Excerpt from a dataset
* * *

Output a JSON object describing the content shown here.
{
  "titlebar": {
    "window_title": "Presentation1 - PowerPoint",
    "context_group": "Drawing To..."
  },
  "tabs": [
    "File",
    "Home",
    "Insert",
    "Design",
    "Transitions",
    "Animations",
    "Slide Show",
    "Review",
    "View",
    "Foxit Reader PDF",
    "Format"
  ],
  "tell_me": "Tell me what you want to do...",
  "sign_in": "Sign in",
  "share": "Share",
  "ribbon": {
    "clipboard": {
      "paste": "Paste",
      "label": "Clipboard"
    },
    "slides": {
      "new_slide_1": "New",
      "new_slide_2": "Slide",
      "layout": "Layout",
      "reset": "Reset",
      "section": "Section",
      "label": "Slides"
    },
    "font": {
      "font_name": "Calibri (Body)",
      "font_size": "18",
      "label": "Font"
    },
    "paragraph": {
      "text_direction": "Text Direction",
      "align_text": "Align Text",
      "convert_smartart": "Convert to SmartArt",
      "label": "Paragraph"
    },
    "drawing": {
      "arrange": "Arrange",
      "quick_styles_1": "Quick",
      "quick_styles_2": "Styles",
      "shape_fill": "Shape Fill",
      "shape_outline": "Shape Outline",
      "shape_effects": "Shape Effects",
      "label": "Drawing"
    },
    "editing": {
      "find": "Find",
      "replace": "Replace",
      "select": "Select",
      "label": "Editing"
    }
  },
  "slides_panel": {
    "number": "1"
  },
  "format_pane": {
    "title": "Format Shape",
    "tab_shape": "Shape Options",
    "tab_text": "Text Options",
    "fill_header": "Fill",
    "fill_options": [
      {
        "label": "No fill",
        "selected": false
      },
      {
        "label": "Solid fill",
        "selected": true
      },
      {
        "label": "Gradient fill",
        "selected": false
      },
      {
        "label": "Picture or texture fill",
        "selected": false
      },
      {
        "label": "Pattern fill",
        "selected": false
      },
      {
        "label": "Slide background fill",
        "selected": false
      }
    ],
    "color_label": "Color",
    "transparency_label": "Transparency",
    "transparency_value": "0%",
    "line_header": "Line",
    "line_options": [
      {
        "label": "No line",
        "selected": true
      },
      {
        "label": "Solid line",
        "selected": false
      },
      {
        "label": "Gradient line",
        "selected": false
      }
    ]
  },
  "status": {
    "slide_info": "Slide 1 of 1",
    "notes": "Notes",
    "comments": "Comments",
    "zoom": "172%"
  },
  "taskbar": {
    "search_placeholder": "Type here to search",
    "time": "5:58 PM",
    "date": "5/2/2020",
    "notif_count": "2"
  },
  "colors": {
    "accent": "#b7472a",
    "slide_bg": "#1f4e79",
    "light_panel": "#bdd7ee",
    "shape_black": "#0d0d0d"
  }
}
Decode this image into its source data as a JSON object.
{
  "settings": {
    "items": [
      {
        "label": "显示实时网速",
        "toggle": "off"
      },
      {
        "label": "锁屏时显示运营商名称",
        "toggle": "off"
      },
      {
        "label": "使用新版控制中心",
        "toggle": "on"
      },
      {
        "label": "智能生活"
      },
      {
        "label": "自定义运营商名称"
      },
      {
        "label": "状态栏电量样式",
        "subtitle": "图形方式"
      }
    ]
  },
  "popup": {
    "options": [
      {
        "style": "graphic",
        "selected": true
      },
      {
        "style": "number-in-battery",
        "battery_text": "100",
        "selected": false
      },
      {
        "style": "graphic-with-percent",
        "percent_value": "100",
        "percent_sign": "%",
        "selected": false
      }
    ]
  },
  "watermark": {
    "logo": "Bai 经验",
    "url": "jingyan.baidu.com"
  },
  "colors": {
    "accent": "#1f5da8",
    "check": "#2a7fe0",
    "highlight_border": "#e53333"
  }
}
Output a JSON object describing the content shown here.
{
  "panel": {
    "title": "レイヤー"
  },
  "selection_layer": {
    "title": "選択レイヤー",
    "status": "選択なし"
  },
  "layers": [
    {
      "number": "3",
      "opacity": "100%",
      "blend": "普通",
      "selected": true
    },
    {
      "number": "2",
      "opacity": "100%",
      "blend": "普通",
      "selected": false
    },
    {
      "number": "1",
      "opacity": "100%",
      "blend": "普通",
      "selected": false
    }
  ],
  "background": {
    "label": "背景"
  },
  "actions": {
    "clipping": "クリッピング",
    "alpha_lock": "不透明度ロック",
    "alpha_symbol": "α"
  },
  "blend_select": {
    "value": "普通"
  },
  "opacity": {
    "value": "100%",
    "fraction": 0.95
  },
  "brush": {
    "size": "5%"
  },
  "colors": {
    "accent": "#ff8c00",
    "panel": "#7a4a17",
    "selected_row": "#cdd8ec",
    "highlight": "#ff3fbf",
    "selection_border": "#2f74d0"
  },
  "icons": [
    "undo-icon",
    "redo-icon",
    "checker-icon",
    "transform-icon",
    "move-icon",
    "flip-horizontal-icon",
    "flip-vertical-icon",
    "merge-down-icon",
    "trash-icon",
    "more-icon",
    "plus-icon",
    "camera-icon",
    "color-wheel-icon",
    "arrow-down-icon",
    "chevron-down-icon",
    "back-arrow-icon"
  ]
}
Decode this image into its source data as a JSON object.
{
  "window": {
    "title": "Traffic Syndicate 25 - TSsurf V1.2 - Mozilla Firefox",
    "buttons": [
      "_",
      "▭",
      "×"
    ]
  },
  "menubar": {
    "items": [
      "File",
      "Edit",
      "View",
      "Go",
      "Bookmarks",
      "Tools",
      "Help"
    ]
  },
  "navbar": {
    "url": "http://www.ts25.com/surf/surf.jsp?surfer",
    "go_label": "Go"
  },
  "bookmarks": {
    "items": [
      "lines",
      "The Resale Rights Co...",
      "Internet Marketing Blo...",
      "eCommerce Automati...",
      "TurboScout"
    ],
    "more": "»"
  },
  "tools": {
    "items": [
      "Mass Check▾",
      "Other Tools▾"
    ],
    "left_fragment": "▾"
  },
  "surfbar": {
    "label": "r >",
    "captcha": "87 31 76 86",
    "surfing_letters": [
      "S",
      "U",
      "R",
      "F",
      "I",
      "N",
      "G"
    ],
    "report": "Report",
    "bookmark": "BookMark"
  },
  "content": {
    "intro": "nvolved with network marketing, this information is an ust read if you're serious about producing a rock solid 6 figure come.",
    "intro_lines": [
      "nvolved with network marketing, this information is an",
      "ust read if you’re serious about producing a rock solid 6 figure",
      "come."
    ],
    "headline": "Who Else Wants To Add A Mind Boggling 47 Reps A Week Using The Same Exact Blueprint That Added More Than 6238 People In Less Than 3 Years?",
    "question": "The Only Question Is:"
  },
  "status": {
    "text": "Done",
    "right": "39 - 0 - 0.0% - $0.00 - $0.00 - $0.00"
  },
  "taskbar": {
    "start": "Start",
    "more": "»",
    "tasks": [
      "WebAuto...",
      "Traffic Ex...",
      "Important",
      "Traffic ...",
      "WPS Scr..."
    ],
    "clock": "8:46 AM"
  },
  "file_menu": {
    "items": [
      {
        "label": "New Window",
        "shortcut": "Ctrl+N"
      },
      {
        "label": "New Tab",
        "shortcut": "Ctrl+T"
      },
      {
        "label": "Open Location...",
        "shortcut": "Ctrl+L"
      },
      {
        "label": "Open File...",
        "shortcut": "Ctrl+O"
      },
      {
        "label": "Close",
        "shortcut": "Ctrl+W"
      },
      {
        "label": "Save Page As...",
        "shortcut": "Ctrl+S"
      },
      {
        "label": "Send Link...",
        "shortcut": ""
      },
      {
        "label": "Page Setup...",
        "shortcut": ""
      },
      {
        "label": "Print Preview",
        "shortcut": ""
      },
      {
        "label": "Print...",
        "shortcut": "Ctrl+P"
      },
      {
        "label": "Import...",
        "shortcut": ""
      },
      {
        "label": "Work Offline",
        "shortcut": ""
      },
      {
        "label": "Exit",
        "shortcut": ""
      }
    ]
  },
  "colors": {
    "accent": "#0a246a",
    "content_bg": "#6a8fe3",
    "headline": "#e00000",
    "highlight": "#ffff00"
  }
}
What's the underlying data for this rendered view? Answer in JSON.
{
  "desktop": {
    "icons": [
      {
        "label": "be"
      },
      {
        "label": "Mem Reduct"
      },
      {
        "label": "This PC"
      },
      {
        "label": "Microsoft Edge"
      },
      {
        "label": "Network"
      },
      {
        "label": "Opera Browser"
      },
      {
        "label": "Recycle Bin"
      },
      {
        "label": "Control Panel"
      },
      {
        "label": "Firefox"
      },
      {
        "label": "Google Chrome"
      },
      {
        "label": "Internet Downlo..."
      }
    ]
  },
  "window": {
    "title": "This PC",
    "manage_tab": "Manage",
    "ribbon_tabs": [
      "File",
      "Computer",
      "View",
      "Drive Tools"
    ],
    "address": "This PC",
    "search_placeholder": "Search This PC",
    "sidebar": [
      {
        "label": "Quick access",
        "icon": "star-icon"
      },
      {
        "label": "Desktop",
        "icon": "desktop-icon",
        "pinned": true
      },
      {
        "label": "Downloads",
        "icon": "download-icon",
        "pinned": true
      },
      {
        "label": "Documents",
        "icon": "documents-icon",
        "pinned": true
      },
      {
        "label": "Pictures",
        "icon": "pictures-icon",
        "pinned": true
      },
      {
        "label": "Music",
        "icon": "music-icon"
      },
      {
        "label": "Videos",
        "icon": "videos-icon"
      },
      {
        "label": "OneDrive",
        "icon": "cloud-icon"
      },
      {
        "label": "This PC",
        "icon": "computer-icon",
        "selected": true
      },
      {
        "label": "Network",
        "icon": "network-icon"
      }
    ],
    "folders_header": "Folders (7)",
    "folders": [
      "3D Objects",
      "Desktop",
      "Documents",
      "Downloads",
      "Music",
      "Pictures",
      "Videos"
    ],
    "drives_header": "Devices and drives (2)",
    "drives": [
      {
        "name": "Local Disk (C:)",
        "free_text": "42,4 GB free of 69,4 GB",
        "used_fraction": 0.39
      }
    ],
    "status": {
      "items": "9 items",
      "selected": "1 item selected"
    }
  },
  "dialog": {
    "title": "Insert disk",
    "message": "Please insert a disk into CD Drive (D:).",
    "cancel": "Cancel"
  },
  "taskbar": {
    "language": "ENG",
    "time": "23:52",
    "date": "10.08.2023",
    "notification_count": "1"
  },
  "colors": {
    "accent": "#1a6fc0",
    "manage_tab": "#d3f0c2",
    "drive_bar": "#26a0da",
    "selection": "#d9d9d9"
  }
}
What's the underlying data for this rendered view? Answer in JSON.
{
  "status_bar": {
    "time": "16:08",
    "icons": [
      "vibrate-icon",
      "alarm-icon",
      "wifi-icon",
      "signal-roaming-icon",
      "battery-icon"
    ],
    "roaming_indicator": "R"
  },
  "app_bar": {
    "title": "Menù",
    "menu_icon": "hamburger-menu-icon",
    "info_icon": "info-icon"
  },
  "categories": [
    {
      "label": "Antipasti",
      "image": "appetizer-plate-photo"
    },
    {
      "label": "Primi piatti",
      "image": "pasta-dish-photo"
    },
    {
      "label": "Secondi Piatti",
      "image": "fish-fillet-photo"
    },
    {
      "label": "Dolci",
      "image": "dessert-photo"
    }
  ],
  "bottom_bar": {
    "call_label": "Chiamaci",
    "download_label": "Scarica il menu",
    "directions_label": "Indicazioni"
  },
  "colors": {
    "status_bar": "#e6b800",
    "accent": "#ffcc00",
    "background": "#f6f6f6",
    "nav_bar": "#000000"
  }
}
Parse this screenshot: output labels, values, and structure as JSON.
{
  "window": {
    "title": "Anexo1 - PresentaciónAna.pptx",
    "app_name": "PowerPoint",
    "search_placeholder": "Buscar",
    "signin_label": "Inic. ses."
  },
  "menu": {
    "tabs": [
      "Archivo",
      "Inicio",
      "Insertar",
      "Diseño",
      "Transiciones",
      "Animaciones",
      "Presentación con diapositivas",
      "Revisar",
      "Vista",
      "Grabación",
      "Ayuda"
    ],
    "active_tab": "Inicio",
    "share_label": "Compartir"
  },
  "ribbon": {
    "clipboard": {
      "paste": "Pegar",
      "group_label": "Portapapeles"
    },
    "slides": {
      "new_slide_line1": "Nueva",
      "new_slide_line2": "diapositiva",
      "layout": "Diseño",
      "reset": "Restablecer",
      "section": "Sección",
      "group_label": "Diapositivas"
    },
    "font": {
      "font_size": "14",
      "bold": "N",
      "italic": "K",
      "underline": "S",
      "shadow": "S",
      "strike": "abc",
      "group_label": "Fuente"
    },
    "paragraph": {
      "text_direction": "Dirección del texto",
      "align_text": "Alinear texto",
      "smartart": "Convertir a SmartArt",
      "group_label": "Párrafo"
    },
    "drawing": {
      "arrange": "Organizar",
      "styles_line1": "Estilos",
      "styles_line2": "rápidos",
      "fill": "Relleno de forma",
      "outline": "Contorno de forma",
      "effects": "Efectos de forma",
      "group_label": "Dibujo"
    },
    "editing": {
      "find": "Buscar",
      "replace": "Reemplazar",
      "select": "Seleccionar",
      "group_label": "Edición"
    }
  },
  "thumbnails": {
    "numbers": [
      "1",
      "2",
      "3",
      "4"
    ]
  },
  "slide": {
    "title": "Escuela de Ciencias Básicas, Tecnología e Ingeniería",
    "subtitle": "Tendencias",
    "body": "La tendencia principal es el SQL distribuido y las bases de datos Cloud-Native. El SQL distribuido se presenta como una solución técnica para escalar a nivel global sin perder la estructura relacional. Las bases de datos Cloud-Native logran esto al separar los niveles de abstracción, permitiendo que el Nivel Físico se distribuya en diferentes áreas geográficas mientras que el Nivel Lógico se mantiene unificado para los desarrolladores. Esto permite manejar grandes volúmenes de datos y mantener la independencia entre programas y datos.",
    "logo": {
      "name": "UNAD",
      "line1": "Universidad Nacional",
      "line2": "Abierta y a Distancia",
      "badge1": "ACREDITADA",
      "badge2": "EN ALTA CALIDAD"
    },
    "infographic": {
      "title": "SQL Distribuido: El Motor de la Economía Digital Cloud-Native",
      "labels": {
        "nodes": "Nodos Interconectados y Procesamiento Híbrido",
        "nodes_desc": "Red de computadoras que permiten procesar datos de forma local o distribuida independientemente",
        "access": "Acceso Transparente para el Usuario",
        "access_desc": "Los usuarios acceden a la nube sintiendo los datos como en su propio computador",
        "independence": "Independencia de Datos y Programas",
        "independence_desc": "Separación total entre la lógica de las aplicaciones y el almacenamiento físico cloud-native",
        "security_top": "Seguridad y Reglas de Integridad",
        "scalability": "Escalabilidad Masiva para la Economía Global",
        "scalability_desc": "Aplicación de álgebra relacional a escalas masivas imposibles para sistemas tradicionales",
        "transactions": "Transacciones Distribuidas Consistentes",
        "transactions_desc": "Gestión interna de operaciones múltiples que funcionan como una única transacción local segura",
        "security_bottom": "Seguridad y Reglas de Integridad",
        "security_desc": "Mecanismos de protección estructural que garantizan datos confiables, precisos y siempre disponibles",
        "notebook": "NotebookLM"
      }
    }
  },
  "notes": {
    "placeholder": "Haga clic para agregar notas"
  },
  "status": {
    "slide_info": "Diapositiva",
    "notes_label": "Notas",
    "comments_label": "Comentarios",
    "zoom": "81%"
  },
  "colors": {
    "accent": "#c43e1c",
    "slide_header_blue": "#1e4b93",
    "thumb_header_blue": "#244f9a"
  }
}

* * *

Pull every line holding "photo" out of the records.

      "image": "appetizer-plate-photo"
      "image": "pasta-dish-photo"
      "image": "fish-fillet-photo"
      "image": "dessert-photo"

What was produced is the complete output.